§ Exercise description:
Write the data out again exactly, dropping any images it holds.
--- Start ---
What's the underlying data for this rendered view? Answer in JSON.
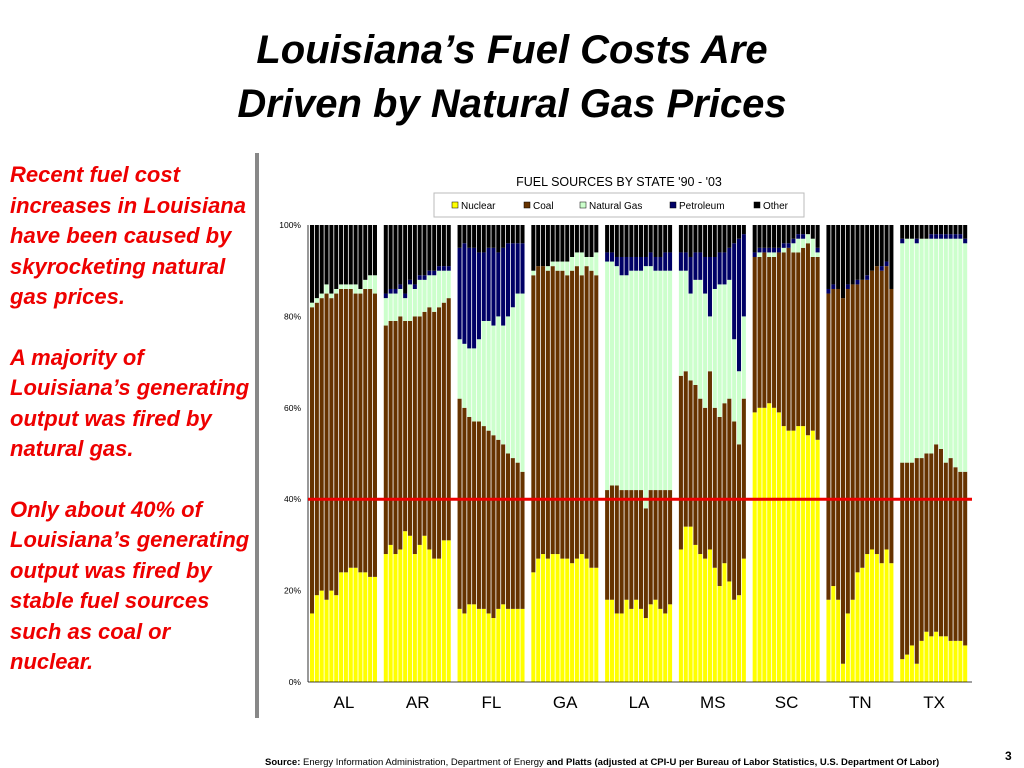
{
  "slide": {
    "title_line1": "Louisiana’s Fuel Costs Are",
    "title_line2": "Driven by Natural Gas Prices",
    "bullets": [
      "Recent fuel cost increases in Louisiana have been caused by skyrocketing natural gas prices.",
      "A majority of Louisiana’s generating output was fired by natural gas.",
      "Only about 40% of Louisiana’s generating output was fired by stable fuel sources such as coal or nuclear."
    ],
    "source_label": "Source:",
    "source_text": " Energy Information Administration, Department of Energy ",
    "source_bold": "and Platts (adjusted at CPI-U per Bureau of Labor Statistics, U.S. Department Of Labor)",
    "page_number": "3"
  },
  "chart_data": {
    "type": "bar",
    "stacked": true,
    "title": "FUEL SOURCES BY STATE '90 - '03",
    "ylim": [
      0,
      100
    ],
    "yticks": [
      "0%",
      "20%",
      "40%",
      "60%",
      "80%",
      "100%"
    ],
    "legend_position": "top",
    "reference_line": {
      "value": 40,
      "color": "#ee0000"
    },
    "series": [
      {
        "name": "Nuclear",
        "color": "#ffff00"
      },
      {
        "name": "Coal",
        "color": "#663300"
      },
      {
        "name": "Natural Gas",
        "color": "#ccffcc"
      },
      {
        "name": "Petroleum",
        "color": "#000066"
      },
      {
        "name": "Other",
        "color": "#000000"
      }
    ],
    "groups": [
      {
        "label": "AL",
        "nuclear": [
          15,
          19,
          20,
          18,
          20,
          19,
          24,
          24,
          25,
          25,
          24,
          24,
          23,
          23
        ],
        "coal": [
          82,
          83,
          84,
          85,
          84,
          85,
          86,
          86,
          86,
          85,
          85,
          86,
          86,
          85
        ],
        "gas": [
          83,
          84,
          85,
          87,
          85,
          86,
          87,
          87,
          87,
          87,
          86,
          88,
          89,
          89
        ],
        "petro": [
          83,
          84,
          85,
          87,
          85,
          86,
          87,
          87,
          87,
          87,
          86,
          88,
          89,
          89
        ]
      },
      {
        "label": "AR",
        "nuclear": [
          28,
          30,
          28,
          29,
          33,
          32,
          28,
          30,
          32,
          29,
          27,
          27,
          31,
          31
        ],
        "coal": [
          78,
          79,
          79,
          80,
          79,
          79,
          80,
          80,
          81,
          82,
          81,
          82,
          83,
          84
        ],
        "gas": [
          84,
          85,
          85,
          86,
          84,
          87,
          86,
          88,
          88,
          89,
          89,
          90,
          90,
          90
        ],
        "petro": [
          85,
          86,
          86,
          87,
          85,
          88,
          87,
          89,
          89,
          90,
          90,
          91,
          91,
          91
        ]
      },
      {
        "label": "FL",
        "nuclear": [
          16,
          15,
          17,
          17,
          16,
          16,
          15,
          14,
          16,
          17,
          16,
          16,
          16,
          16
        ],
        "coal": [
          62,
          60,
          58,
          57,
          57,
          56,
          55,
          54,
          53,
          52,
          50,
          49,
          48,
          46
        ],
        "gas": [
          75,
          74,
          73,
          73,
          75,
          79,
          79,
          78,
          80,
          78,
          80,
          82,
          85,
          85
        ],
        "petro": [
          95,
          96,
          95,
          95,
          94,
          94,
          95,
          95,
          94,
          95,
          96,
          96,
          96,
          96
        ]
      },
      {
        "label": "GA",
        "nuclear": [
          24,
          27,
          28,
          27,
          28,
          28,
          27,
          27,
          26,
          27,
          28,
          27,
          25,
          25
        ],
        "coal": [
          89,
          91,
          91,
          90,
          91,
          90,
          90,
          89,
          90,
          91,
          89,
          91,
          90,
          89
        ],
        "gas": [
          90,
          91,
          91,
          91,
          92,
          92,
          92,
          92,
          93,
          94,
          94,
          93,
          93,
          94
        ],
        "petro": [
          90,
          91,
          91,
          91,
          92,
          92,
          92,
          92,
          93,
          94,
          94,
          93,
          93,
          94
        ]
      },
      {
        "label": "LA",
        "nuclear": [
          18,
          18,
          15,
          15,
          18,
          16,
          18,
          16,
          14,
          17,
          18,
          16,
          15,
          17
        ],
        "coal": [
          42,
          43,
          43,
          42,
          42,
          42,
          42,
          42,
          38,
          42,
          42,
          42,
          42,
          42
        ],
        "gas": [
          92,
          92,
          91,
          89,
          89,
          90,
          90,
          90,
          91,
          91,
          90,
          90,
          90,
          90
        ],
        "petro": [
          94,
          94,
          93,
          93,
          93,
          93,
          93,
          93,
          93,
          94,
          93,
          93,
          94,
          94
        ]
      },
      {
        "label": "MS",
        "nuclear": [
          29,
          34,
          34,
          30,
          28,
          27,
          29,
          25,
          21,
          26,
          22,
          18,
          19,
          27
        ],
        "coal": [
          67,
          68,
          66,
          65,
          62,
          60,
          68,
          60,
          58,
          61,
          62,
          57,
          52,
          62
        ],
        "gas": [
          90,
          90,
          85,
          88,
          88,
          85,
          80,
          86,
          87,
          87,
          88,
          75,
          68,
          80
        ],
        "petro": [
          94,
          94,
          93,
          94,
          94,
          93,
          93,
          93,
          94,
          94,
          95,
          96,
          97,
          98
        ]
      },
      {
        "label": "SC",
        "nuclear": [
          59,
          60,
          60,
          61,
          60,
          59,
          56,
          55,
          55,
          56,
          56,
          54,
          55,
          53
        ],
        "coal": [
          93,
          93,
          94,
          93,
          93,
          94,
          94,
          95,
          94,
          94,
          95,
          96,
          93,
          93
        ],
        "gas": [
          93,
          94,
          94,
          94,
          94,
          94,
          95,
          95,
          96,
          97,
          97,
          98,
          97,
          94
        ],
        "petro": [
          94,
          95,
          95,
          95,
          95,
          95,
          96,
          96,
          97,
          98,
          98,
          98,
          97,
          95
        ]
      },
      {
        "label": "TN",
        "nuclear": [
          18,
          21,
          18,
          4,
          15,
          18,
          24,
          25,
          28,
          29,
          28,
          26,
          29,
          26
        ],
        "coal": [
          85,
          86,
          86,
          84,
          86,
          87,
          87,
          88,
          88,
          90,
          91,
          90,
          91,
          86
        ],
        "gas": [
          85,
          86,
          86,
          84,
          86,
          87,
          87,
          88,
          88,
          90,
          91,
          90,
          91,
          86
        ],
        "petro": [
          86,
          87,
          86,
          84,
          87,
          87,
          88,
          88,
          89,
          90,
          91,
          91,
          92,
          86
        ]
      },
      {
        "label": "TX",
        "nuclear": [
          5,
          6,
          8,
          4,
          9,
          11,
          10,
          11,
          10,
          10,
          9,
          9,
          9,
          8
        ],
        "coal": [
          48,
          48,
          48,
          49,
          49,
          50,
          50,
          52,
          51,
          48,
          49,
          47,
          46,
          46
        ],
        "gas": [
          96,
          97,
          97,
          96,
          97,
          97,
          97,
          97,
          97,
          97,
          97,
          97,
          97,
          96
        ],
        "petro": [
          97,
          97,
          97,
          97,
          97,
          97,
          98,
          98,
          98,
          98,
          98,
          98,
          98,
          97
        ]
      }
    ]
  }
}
--- End ---
§ Worked solution:
What's the underlying data for this rendered view? Answer in JSON.
{
  "slide": {
    "title_line1": "Louisiana’s Fuel Costs Are",
    "title_line2": "Driven by Natural Gas Prices",
    "bullets": [
      "Recent fuel cost increases in Louisiana have been caused by skyrocketing natural gas prices.",
      "A majority of Louisiana’s generating output was fired by natural gas.",
      "Only about 40% of Louisiana’s generating output was fired by stable fuel sources such as coal or nuclear."
    ],
    "source_label": "Source:",
    "source_text": " Energy Information Administration, Department of Energy ",
    "source_bold": "and Platts (adjusted at CPI-U per Bureau of Labor Statistics, U.S. Department Of Labor)",
    "page_number": "3"
  },
  "chart_data": {
    "type": "bar",
    "stacked": true,
    "title": "FUEL SOURCES BY STATE '90 - '03",
    "ylim": [
      0,
      100
    ],
    "yticks": [
      "0%",
      "20%",
      "40%",
      "60%",
      "80%",
      "100%"
    ],
    "legend_position": "top",
    "reference_line": {
      "value": 40,
      "color": "#ee0000"
    },
    "series": [
      {
        "name": "Nuclear",
        "color": "#ffff00"
      },
      {
        "name": "Coal",
        "color": "#663300"
      },
      {
        "name": "Natural Gas",
        "color": "#ccffcc"
      },
      {
        "name": "Petroleum",
        "color": "#000066"
      },
      {
        "name": "Other",
        "color": "#000000"
      }
    ],
    "groups": [
      {
        "label": "AL",
        "nuclear": [
          15,
          19,
          20,
          18,
          20,
          19,
          24,
          24,
          25,
          25,
          24,
          24,
          23,
          23
        ],
        "coal": [
          82,
          83,
          84,
          85,
          84,
          85,
          86,
          86,
          86,
          85,
          85,
          86,
          86,
          85
        ],
        "gas": [
          83,
          84,
          85,
          87,
          85,
          86,
          87,
          87,
          87,
          87,
          86,
          88,
          89,
          89
        ],
        "petro": [
          83,
          84,
          85,
          87,
          85,
          86,
          87,
          87,
          87,
          87,
          86,
          88,
          89,
          89
        ]
      },
      {
        "label": "AR",
        "nuclear": [
          28,
          30,
          28,
          29,
          33,
          32,
          28,
          30,
          32,
          29,
          27,
          27,
          31,
          31
        ],
        "coal": [
          78,
          79,
          79,
          80,
          79,
          79,
          80,
          80,
          81,
          82,
          81,
          82,
          83,
          84
        ],
        "gas": [
          84,
          85,
          85,
          86,
          84,
          87,
          86,
          88,
          88,
          89,
          89,
          90,
          90,
          90
        ],
        "petro": [
          85,
          86,
          86,
          87,
          85,
          88,
          87,
          89,
          89,
          90,
          90,
          91,
          91,
          91
        ]
      },
      {
        "label": "FL",
        "nuclear": [
          16,
          15,
          17,
          17,
          16,
          16,
          15,
          14,
          16,
          17,
          16,
          16,
          16,
          16
        ],
        "coal": [
          62,
          60,
          58,
          57,
          57,
          56,
          55,
          54,
          53,
          52,
          50,
          49,
          48,
          46
        ],
        "gas": [
          75,
          74,
          73,
          73,
          75,
          79,
          79,
          78,
          80,
          78,
          80,
          82,
          85,
          85
        ],
        "petro": [
          95,
          96,
          95,
          95,
          94,
          94,
          95,
          95,
          94,
          95,
          96,
          96,
          96,
          96
        ]
      },
      {
        "label": "GA",
        "nuclear": [
          24,
          27,
          28,
          27,
          28,
          28,
          27,
          27,
          26,
          27,
          28,
          27,
          25,
          25
        ],
        "coal": [
          89,
          91,
          91,
          90,
          91,
          90,
          90,
          89,
          90,
          91,
          89,
          91,
          90,
          89
        ],
        "gas": [
          90,
          91,
          91,
          91,
          92,
          92,
          92,
          92,
          93,
          94,
          94,
          93,
          93,
          94
        ],
        "petro": [
          90,
          91,
          91,
          91,
          92,
          92,
          92,
          92,
          93,
          94,
          94,
          93,
          93,
          94
        ]
      },
      {
        "label": "LA",
        "nuclear": [
          18,
          18,
          15,
          15,
          18,
          16,
          18,
          16,
          14,
          17,
          18,
          16,
          15,
          17
        ],
        "coal": [
          42,
          43,
          43,
          42,
          42,
          42,
          42,
          42,
          38,
          42,
          42,
          42,
          42,
          42
        ],
        "gas": [
          92,
          92,
          91,
          89,
          89,
          90,
          90,
          90,
          91,
          91,
          90,
          90,
          90,
          90
        ],
        "petro": [
          94,
          94,
          93,
          93,
          93,
          93,
          93,
          93,
          93,
          94,
          93,
          93,
          94,
          94
        ]
      },
      {
        "label": "MS",
        "nuclear": [
          29,
          34,
          34,
          30,
          28,
          27,
          29,
          25,
          21,
          26,
          22,
          18,
          19,
          27
        ],
        "coal": [
          67,
          68,
          66,
          65,
          62,
          60,
          68,
          60,
          58,
          61,
          62,
          57,
          52,
          62
        ],
        "gas": [
          90,
          90,
          85,
          88,
          88,
          85,
          80,
          86,
          87,
          87,
          88,
          75,
          68,
          80
        ],
        "petro": [
          94,
          94,
          93,
          94,
          94,
          93,
          93,
          93,
          94,
          94,
          95,
          96,
          97,
          98
        ]
      },
      {
        "label": "SC",
        "nuclear": [
          59,
          60,
          60,
          61,
          60,
          59,
          56,
          55,
          55,
          56,
          56,
          54,
          55,
          53
        ],
        "coal": [
          93,
          93,
          94,
          93,
          93,
          94,
          94,
          95,
          94,
          94,
          95,
          96,
          93,
          93
        ],
        "gas": [
          93,
          94,
          94,
          94,
          94,
          94,
          95,
          95,
          96,
          97,
          97,
          98,
          97,
          94
        ],
        "petro": [
          94,
          95,
          95,
          95,
          95,
          95,
          96,
          96,
          97,
          98,
          98,
          98,
          97,
          95
        ]
      },
      {
        "label": "TN",
        "nuclear": [
          18,
          21,
          18,
          4,
          15,
          18,
          24,
          25,
          28,
          29,
          28,
          26,
          29,
          26
        ],
        "coal": [
          85,
          86,
          86,
          84,
          86,
          87,
          87,
          88,
          88,
          90,
          91,
          90,
          91,
          86
        ],
        "gas": [
          85,
          86,
          86,
          84,
          86,
          87,
          87,
          88,
          88,
          90,
          91,
          90,
          91,
          86
        ],
        "petro": [
          86,
          87,
          86,
          84,
          87,
          87,
          88,
          88,
          89,
          90,
          91,
          91,
          92,
          86
        ]
      },
      {
        "label": "TX",
        "nuclear": [
          5,
          6,
          8,
          4,
          9,
          11,
          10,
          11,
          10,
          10,
          9,
          9,
          9,
          8
        ],
        "coal": [
          48,
          48,
          48,
          49,
          49,
          50,
          50,
          52,
          51,
          48,
          49,
          47,
          46,
          46
        ],
        "gas": [
          96,
          97,
          97,
          96,
          97,
          97,
          97,
          97,
          97,
          97,
          97,
          97,
          97,
          96
        ],
        "petro": [
          97,
          97,
          97,
          97,
          97,
          97,
          98,
          98,
          98,
          98,
          98,
          98,
          98,
          97
        ]
      }
    ]
  }
}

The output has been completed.